- [Stated exercise]: Give again only the lines from the line that holds "Read out every word on this page." to the end of the data, inclusive, omitting all pictures.

--- Data lines ---

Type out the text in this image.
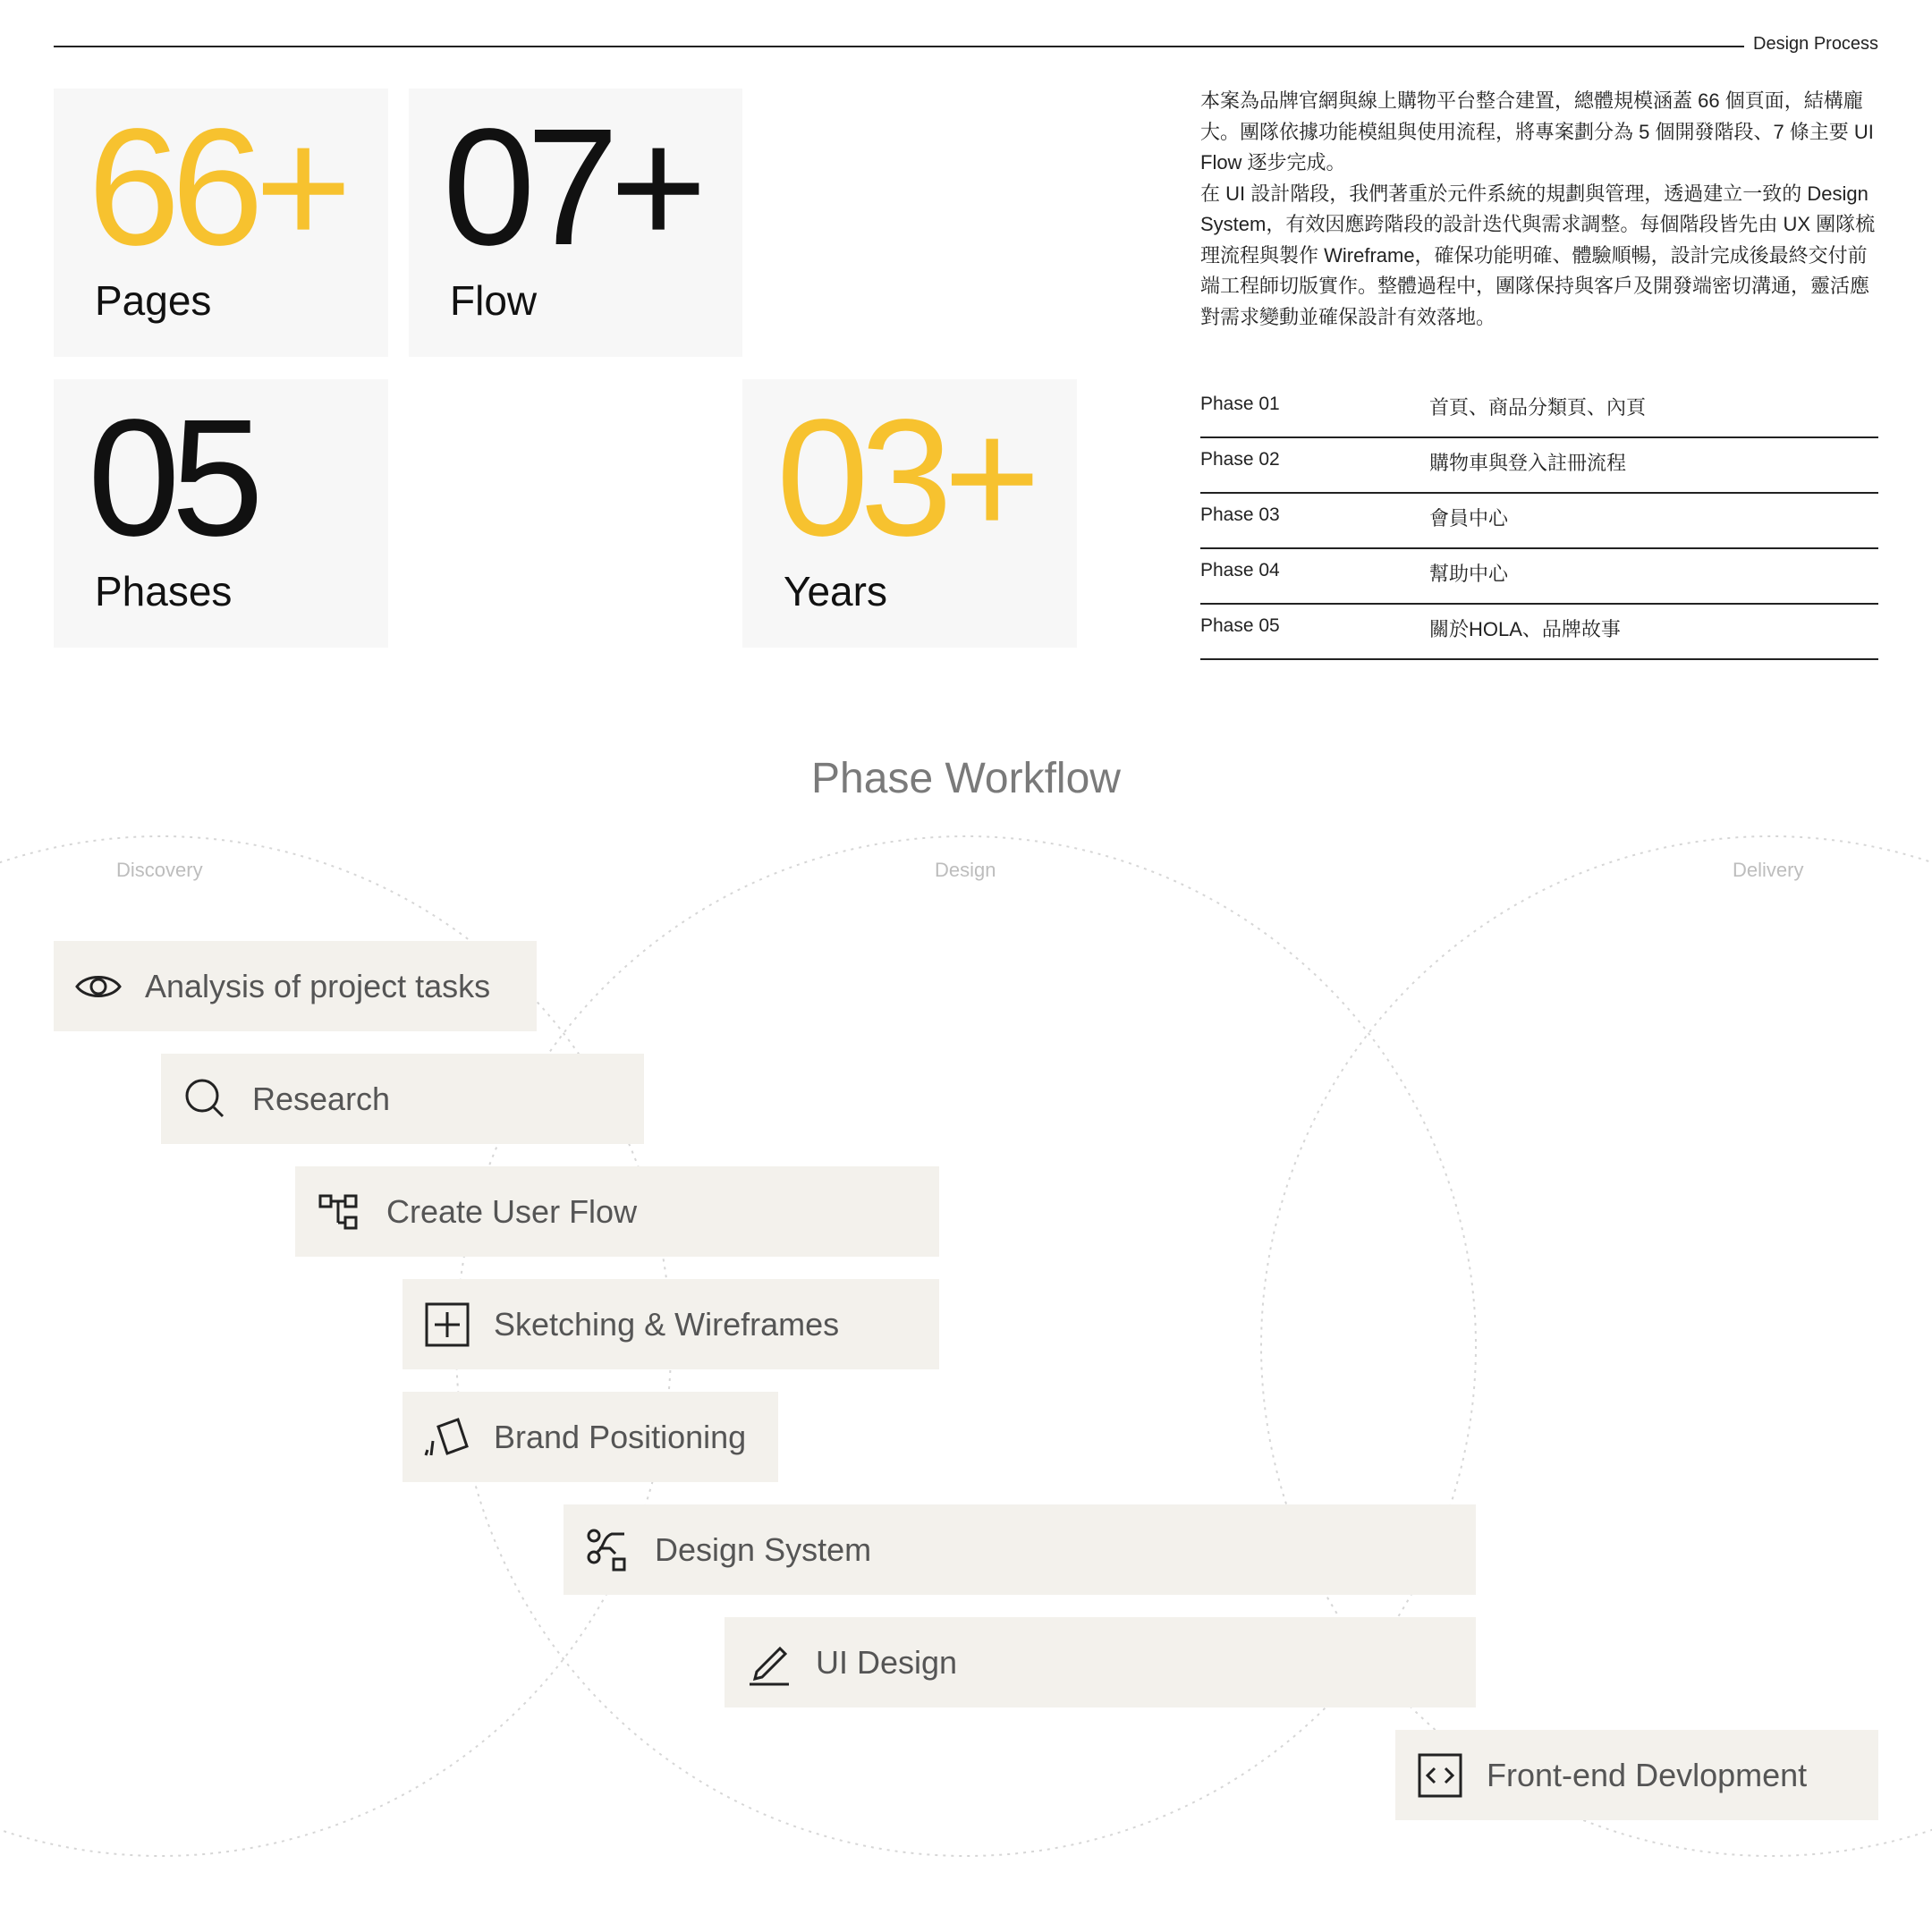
Design Process
66+
Pages
07+
Flow
05
Phases
03+
Years

本案為品牌官網與線上購物平台整合建置，總體規模涵蓋 66 個頁面，結構龐大。團隊依據功能模組與使用流程，將專案劃分為 5 個開發階段、7 條主要 UI Flow 逐步完成。

在 UI 設計階段，我們著重於元件系統的規劃與管理，透過建立一致的 Design System，有效因應跨階段的設計迭代與需求調整。每個階段皆先由 UX 團隊梳理流程與製作 Wireframe，確保功能明確、體驗順暢，設計完成後最終交付前端工程師切版實作。整體過程中，團隊保持與客戶及開發端密切溝通，靈活應對需求變動並確保設計有效落地。

Phase 01	首頁、商品分類頁、內頁
Phase 02	購物車與登入註冊流程
Phase 03	會員中心
Phase 04	幫助中心
Phase 05	關於HOLA、品牌故事
Phase Workflow
Discovery	Design	Delivery
Analysis of project tasks
Research
Create User Flow
Sketching & Wireframes
Brand Positioning
Design System
UI Design
Front-end Devlopment
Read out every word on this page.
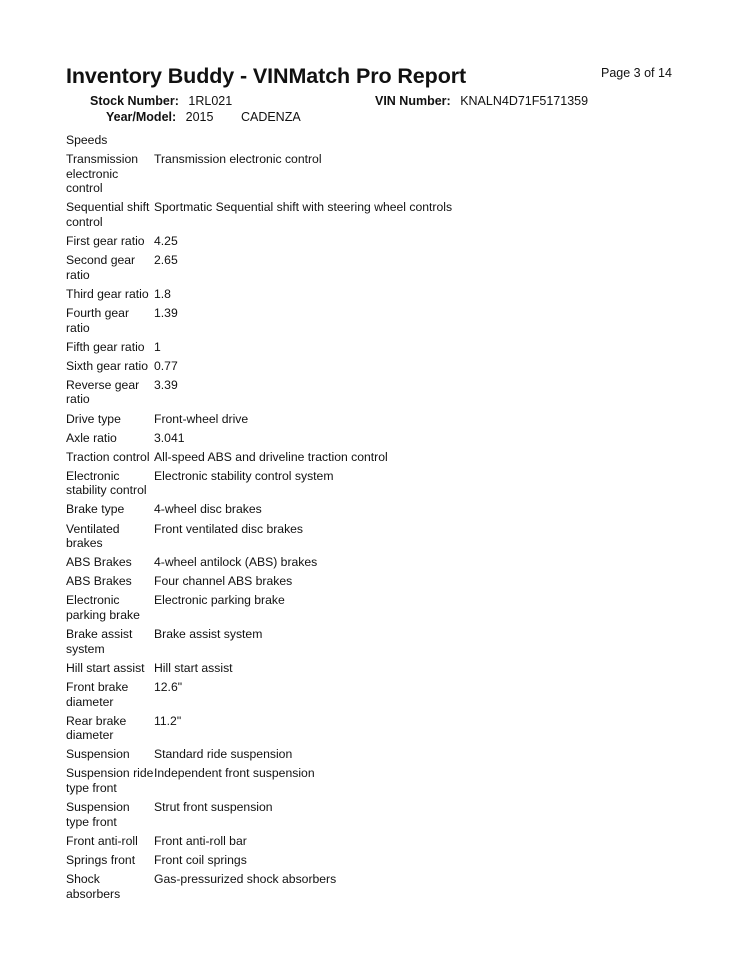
Page 3 of 14
Inventory Buddy - VINMatch Pro Report
Stock Number: 1RL021	VIN Number: KNALN4D71F5171359
Year/Model: 2015 CADENZA
Speeds	
Transmission electronic control	Transmission electronic control
Sequential shift control	Sportmatic Sequential shift with steering wheel controls
First gear ratio	4.25
Second gear ratio	2.65
Third gear ratio	1.8
Fourth gear ratio	1.39
Fifth gear ratio	1
Sixth gear ratio	0.77
Reverse gear ratio	3.39
Drive type	Front-wheel drive
Axle ratio	3.041
Traction control	All-speed ABS and driveline traction control
Electronic stability control	Electronic stability control system
Brake type	4-wheel disc brakes
Ventilated brakes	Front ventilated disc brakes
ABS Brakes	4-wheel antilock (ABS) brakes
ABS Brakes	Four channel ABS brakes
Electronic parking brake	Electronic parking brake
Brake assist system	Brake assist system
Hill start assist	Hill start assist
Front brake diameter	12.6"
Rear brake diameter	11.2"
Suspension	Standard ride suspension
Suspension ride type front	Independent front suspension
Suspension type front	Strut front suspension
Front anti-roll	Front anti-roll bar
Springs front	Front coil springs
Shock absorbers	Gas-pressurized shock absorbers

---

- [Exercise output]:
Read out every word on this page.
Page 3 of 14
Inventory Buddy - VINMatch Pro Report
Stock Number: 1RL021	VIN Number: KNALN4D71F5171359
Year/Model: 2015 CADENZA
Speeds	
Transmission electronic control	Transmission electronic control
Sequential shift control	Sportmatic Sequential shift with steering wheel controls
First gear ratio	4.25
Second gear ratio	2.65
Third gear ratio	1.8
Fourth gear ratio	1.39
Fifth gear ratio	1
Sixth gear ratio	0.77
Reverse gear ratio	3.39
Drive type	Front-wheel drive
Axle ratio	3.041
Traction control	All-speed ABS and driveline traction control
Electronic stability control	Electronic stability control system
Brake type	4-wheel disc brakes
Ventilated brakes	Front ventilated disc brakes
ABS Brakes	4-wheel antilock (ABS) brakes
ABS Brakes	Four channel ABS brakes
Electronic parking brake	Electronic parking brake
Brake assist system	Brake assist system
Hill start assist	Hill start assist
Front brake diameter	12.6"
Rear brake diameter	11.2"
Suspension	Standard ride suspension
Suspension ride type front	Independent front suspension
Suspension type front	Strut front suspension
Front anti-roll	Front anti-roll bar
Springs front	Front coil springs
Shock absorbers	Gas-pressurized shock absorbers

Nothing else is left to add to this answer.